Every line below must be reproduced exactly. Copy them all.
## Start Records for processing
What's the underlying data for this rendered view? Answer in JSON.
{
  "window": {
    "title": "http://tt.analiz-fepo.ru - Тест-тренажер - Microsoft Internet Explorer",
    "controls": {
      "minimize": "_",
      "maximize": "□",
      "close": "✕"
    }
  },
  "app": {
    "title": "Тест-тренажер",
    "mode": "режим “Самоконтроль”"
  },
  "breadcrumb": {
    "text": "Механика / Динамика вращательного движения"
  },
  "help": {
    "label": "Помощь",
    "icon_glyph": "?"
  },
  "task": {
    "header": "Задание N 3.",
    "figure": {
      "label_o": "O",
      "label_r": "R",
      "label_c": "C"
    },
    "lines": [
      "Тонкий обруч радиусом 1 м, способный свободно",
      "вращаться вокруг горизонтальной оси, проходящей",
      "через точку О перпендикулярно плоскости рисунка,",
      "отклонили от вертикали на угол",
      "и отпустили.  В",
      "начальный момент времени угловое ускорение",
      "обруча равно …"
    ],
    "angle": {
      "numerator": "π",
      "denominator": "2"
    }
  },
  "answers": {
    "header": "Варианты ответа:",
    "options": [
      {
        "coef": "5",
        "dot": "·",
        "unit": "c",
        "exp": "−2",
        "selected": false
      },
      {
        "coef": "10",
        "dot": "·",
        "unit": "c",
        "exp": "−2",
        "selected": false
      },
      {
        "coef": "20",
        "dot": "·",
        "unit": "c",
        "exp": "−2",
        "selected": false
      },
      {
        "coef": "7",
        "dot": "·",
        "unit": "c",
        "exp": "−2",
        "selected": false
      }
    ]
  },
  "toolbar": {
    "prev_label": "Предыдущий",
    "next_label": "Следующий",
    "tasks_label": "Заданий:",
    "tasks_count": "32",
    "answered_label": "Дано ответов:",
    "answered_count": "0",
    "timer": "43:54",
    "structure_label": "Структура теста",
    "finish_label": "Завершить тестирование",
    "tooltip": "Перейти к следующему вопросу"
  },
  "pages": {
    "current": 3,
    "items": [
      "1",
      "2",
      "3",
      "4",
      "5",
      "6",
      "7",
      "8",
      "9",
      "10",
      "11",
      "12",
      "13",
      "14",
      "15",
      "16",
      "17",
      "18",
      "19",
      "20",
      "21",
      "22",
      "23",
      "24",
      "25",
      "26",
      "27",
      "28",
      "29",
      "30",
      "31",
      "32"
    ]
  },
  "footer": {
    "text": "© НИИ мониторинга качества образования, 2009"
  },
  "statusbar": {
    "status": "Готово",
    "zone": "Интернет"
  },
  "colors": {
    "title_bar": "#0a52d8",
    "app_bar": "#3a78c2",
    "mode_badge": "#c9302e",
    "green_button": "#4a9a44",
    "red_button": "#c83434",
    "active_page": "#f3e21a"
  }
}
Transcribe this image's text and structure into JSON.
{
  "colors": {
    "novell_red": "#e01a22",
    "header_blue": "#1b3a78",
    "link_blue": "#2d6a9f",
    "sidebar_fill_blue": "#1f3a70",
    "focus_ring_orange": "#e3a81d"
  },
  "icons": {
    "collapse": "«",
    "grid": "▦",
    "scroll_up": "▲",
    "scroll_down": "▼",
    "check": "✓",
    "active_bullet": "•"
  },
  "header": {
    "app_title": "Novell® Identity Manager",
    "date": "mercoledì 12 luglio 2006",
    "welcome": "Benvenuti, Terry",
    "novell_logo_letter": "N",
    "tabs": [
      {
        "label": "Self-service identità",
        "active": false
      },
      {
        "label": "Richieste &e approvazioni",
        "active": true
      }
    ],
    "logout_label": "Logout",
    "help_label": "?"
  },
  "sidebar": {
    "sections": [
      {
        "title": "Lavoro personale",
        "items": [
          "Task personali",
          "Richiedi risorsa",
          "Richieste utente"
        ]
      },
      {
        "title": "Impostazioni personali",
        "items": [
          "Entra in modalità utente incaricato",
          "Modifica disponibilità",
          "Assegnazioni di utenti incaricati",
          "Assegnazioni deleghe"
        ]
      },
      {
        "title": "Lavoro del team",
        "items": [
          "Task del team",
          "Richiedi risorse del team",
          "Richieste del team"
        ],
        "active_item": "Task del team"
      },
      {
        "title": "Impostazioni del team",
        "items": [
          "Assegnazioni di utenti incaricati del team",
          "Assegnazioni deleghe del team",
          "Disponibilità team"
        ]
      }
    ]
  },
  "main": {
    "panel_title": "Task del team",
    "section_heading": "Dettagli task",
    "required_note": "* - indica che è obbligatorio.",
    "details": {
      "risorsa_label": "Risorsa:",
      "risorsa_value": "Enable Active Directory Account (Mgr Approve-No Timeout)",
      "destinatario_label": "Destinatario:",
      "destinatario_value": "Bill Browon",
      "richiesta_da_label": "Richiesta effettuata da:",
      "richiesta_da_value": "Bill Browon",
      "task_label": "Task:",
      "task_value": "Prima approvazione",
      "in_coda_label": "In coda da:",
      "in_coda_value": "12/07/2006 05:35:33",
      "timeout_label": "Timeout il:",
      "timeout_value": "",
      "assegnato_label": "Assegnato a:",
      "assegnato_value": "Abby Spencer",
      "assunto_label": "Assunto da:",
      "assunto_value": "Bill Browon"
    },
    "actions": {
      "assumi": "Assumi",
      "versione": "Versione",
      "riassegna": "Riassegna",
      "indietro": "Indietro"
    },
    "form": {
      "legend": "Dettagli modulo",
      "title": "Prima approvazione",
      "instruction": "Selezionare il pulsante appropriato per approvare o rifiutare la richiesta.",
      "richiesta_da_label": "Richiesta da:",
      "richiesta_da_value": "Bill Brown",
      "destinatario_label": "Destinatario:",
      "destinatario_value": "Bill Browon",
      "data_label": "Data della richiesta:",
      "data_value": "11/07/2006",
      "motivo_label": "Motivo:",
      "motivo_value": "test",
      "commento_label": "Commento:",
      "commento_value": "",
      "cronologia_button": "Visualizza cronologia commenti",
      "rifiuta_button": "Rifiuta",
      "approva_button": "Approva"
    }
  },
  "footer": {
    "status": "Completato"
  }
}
## End Records for processing
Output of the exercise ::
What's the underlying data for this rendered view? Answer in JSON.
{
  "window": {
    "title": "http://tt.analiz-fepo.ru - Тест-тренажер - Microsoft Internet Explorer",
    "controls": {
      "minimize": "_",
      "maximize": "□",
      "close": "✕"
    }
  },
  "app": {
    "title": "Тест-тренажер",
    "mode": "режим “Самоконтроль”"
  },
  "breadcrumb": {
    "text": "Механика / Динамика вращательного движения"
  },
  "help": {
    "label": "Помощь",
    "icon_glyph": "?"
  },
  "task": {
    "header": "Задание N 3.",
    "figure": {
      "label_o": "O",
      "label_r": "R",
      "label_c": "C"
    },
    "lines": [
      "Тонкий обруч радиусом 1 м, способный свободно",
      "вращаться вокруг горизонтальной оси, проходящей",
      "через точку О перпендикулярно плоскости рисунка,",
      "отклонили от вертикали на угол",
      "и отпустили.  В",
      "начальный момент времени угловое ускорение",
      "обруча равно …"
    ],
    "angle": {
      "numerator": "π",
      "denominator": "2"
    }
  },
  "answers": {
    "header": "Варианты ответа:",
    "options": [
      {
        "coef": "5",
        "dot": "·",
        "unit": "c",
        "exp": "−2",
        "selected": false
      },
      {
        "coef": "10",
        "dot": "·",
        "unit": "c",
        "exp": "−2",
        "selected": false
      },
      {
        "coef": "20",
        "dot": "·",
        "unit": "c",
        "exp": "−2",
        "selected": false
      },
      {
        "coef": "7",
        "dot": "·",
        "unit": "c",
        "exp": "−2",
        "selected": false
      }
    ]
  },
  "toolbar": {
    "prev_label": "Предыдущий",
    "next_label": "Следующий",
    "tasks_label": "Заданий:",
    "tasks_count": "32",
    "answered_label": "Дано ответов:",
    "answered_count": "0",
    "timer": "43:54",
    "structure_label": "Структура теста",
    "finish_label": "Завершить тестирование",
    "tooltip": "Перейти к следующему вопросу"
  },
  "pages": {
    "current": 3,
    "items": [
      "1",
      "2",
      "3",
      "4",
      "5",
      "6",
      "7",
      "8",
      "9",
      "10",
      "11",
      "12",
      "13",
      "14",
      "15",
      "16",
      "17",
      "18",
      "19",
      "20",
      "21",
      "22",
      "23",
      "24",
      "25",
      "26",
      "27",
      "28",
      "29",
      "30",
      "31",
      "32"
    ]
  },
  "footer": {
    "text": "© НИИ мониторинга качества образования, 2009"
  },
  "statusbar": {
    "status": "Готово",
    "zone": "Интернет"
  },
  "colors": {
    "title_bar": "#0a52d8",
    "app_bar": "#3a78c2",
    "mode_badge": "#c9302e",
    "green_button": "#4a9a44",
    "red_button": "#c83434",
    "active_page": "#f3e21a"
  }
}
Transcribe this image's text and structure into JSON.
{
  "colors": {
    "novell_red": "#e01a22",
    "header_blue": "#1b3a78",
    "link_blue": "#2d6a9f",
    "sidebar_fill_blue": "#1f3a70",
    "focus_ring_orange": "#e3a81d"
  },
  "icons": {
    "collapse": "«",
    "grid": "▦",
    "scroll_up": "▲",
    "scroll_down": "▼",
    "check": "✓",
    "active_bullet": "•"
  },
  "header": {
    "app_title": "Novell® Identity Manager",
    "date": "mercoledì 12 luglio 2006",
    "welcome": "Benvenuti, Terry",
    "novell_logo_letter": "N",
    "tabs": [
      {
        "label": "Self-service identità",
        "active": false
      },
      {
        "label": "Richieste &e approvazioni",
        "active": true
      }
    ],
    "logout_label": "Logout",
    "help_label": "?"
  },
  "sidebar": {
    "sections": [
      {
        "title": "Lavoro personale",
        "items": [
          "Task personali",
          "Richiedi risorsa",
          "Richieste utente"
        ]
      },
      {
        "title": "Impostazioni personali",
        "items": [
          "Entra in modalità utente incaricato",
          "Modifica disponibilità",
          "Assegnazioni di utenti incaricati",
          "Assegnazioni deleghe"
        ]
      },
      {
        "title": "Lavoro del team",
        "items": [
          "Task del team",
          "Richiedi risorse del team",
          "Richieste del team"
        ],
        "active_item": "Task del team"
      },
      {
        "title": "Impostazioni del team",
        "items": [
          "Assegnazioni di utenti incaricati del team",
          "Assegnazioni deleghe del team",
          "Disponibilità team"
        ]
      }
    ]
  },
  "main": {
    "panel_title": "Task del team",
    "section_heading": "Dettagli task",
    "required_note": "* - indica che è obbligatorio.",
    "details": {
      "risorsa_label": "Risorsa:",
      "risorsa_value": "Enable Active Directory Account (Mgr Approve-No Timeout)",
      "destinatario_label": "Destinatario:",
      "destinatario_value": "Bill Browon",
      "richiesta_da_label": "Richiesta effettuata da:",
      "richiesta_da_value": "Bill Browon",
      "task_label": "Task:",
      "task_value": "Prima approvazione",
      "in_coda_label": "In coda da:",
      "in_coda_value": "12/07/2006 05:35:33",
      "timeout_label": "Timeout il:",
      "timeout_value": "",
      "assegnato_label": "Assegnato a:",
      "assegnato_value": "Abby Spencer",
      "assunto_label": "Assunto da:",
      "assunto_value": "Bill Browon"
    },
    "actions": {
      "assumi": "Assumi",
      "versione": "Versione",
      "riassegna": "Riassegna",
      "indietro": "Indietro"
    },
    "form": {
      "legend": "Dettagli modulo",
      "title": "Prima approvazione",
      "instruction": "Selezionare il pulsante appropriato per approvare o rifiutare la richiesta.",
      "richiesta_da_label": "Richiesta da:",
      "richiesta_da_value": "Bill Brown",
      "destinatario_label": "Destinatario:",
      "destinatario_value": "Bill Browon",
      "data_label": "Data della richiesta:",
      "data_value": "11/07/2006",
      "motivo_label": "Motivo:",
      "motivo_value": "test",
      "commento_label": "Commento:",
      "commento_value": "",
      "cronologia_button": "Visualizza cronologia commenti",
      "rifiuta_button": "Rifiuta",
      "approva_button": "Approva"
    }
  },
  "footer": {
    "status": "Completato"
  }
}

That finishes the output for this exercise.